→ PROBLEM TO SOLVE: Wherever the string "JSON" appears, copy the whole line.

→ EXERCISE DATA:
====

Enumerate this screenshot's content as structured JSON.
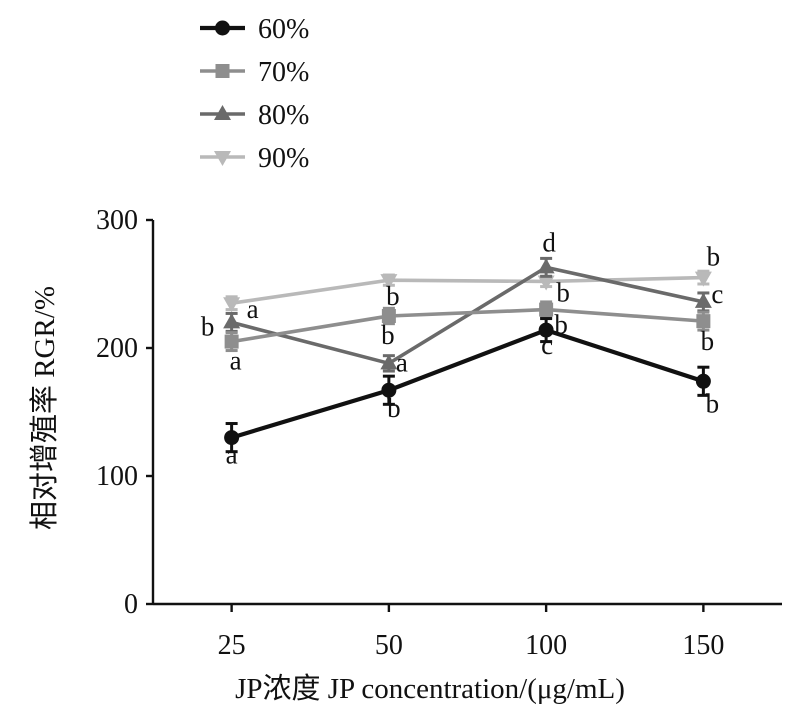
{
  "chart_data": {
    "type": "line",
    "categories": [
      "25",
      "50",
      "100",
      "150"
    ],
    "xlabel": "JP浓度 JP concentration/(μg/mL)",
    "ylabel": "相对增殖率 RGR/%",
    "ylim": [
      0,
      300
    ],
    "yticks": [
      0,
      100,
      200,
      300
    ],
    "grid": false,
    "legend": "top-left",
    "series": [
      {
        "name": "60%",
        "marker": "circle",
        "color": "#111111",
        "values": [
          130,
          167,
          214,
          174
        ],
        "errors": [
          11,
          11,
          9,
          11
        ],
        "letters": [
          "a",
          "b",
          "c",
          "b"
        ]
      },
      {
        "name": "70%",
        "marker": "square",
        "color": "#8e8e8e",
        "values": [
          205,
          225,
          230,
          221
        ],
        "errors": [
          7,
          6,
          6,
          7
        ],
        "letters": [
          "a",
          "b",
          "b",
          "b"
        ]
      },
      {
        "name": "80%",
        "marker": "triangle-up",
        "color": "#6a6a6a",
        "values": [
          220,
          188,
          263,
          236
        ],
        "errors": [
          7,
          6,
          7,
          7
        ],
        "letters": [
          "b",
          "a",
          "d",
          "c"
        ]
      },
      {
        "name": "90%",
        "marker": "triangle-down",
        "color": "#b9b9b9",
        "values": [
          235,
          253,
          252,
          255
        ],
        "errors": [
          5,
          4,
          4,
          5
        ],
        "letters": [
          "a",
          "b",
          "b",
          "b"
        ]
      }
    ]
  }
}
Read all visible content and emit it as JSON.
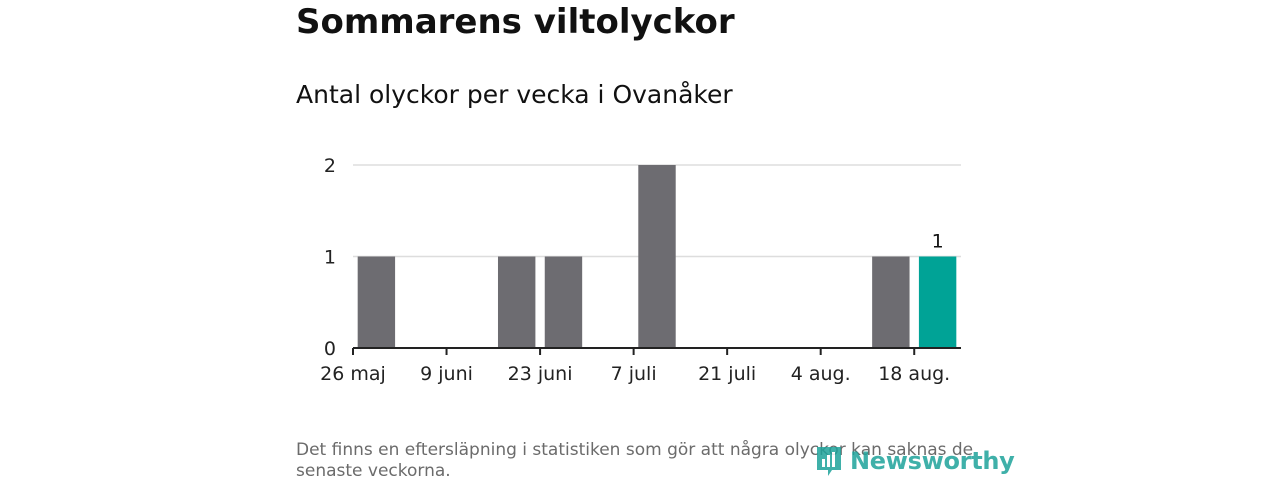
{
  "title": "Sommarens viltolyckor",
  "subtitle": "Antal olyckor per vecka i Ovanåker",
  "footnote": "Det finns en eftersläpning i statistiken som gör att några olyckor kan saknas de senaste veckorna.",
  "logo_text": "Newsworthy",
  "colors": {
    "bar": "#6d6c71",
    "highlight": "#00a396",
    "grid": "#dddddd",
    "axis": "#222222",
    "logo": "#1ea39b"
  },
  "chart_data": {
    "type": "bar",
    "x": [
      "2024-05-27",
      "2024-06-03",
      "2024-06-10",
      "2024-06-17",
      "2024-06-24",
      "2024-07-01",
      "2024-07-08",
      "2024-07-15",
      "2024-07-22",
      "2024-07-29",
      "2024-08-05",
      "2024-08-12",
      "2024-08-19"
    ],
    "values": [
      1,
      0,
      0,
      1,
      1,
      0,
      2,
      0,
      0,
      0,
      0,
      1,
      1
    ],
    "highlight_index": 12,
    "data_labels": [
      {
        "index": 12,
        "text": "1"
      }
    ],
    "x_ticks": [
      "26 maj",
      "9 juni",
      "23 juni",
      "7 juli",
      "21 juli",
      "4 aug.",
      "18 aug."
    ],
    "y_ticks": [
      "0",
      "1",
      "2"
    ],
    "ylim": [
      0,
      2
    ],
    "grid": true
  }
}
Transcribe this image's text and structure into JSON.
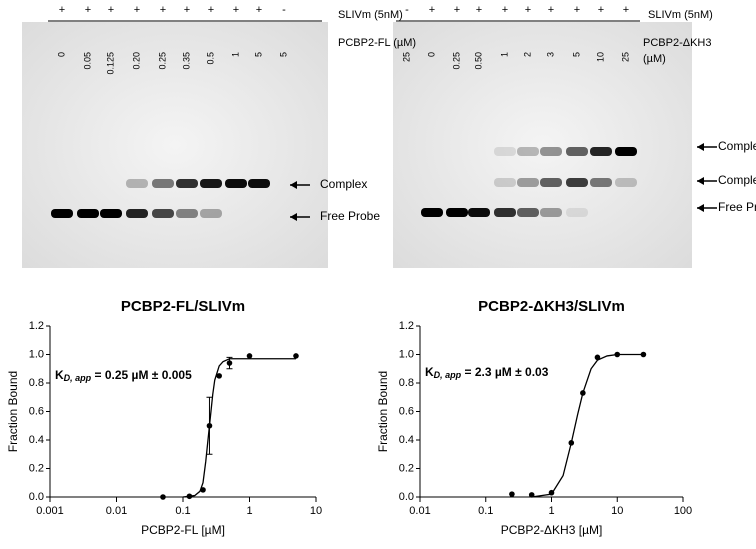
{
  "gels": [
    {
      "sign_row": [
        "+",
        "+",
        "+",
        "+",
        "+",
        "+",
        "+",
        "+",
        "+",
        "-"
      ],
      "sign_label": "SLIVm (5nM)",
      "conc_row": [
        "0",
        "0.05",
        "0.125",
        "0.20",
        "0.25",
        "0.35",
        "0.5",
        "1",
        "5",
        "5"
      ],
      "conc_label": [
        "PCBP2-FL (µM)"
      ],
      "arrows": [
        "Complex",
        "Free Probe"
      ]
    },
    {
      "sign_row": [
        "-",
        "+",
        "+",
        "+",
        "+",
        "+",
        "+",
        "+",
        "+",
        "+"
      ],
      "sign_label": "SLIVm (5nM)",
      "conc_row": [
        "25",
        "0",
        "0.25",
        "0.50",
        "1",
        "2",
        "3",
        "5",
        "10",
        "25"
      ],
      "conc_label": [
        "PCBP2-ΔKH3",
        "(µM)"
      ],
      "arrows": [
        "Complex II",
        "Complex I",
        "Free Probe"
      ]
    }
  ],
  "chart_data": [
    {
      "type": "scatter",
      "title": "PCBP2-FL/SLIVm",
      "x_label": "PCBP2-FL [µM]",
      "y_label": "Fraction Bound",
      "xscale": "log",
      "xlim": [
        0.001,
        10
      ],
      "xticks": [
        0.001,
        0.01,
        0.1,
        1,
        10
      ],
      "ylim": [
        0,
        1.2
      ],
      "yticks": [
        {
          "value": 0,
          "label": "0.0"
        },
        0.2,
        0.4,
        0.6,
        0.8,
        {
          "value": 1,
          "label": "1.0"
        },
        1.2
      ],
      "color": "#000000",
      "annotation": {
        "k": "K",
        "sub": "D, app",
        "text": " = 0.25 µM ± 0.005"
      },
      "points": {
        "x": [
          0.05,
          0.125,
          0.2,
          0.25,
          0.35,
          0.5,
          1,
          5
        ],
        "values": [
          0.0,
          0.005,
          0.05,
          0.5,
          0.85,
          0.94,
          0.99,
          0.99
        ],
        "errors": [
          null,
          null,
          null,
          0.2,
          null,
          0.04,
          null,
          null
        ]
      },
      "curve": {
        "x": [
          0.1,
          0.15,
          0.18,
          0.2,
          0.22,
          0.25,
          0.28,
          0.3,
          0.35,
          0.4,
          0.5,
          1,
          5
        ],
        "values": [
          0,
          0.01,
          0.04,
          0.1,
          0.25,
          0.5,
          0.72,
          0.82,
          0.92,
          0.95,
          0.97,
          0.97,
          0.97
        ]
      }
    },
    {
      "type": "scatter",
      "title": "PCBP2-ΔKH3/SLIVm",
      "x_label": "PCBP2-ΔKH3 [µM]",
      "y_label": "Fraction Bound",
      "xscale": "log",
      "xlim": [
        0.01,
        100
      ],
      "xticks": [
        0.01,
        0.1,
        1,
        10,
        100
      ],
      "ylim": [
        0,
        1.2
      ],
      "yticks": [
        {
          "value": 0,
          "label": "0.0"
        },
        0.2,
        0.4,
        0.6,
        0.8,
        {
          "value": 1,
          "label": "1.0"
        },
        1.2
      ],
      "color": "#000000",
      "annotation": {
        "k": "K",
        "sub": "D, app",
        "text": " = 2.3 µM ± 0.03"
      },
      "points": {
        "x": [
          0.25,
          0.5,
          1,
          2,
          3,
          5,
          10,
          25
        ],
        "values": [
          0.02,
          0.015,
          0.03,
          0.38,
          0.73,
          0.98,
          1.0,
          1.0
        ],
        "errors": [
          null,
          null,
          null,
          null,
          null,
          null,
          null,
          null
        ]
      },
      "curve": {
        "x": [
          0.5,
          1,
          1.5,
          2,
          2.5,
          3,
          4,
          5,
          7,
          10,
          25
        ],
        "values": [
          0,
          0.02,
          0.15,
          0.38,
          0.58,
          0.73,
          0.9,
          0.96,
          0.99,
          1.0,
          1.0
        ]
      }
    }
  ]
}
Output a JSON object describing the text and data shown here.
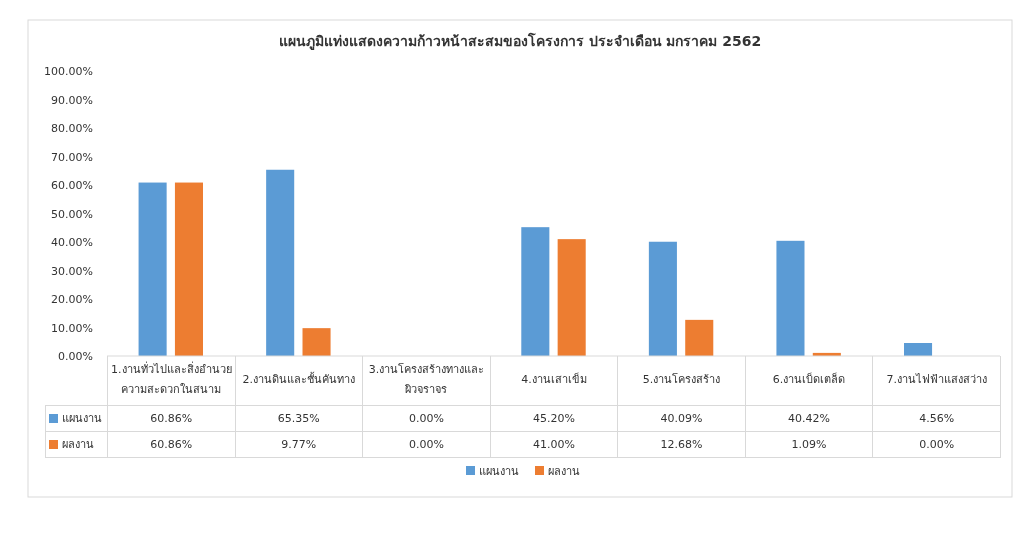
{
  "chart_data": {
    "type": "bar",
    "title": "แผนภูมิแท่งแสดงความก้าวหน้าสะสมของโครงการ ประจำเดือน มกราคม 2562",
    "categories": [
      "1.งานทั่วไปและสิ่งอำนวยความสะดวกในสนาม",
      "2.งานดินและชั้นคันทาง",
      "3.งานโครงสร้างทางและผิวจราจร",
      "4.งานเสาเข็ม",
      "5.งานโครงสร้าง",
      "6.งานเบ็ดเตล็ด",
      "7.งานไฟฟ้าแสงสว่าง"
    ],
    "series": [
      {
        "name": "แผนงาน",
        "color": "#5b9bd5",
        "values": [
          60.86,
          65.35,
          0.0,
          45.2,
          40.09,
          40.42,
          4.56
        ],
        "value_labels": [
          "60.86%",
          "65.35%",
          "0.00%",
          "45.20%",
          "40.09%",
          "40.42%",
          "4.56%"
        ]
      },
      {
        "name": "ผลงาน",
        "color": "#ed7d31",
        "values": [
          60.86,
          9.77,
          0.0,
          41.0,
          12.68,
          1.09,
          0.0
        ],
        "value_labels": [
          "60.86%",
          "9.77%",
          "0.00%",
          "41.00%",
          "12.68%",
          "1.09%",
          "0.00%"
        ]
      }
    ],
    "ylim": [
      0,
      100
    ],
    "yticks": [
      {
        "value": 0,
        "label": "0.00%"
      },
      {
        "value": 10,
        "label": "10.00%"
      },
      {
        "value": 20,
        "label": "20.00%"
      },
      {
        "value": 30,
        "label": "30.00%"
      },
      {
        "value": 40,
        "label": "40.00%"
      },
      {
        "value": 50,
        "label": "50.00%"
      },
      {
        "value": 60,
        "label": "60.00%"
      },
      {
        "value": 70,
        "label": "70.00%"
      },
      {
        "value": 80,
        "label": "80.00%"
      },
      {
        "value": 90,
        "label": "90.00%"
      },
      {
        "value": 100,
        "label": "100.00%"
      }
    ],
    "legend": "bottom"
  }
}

====

→ SOLUTION TO THIS PROBLEM:
Enumerate this screenshot's content as structured JSON.
Read all visible content and emit it as JSON.
Transcribe this image's text and structure into JSON.
Output a JSON object describing the text and data shown here.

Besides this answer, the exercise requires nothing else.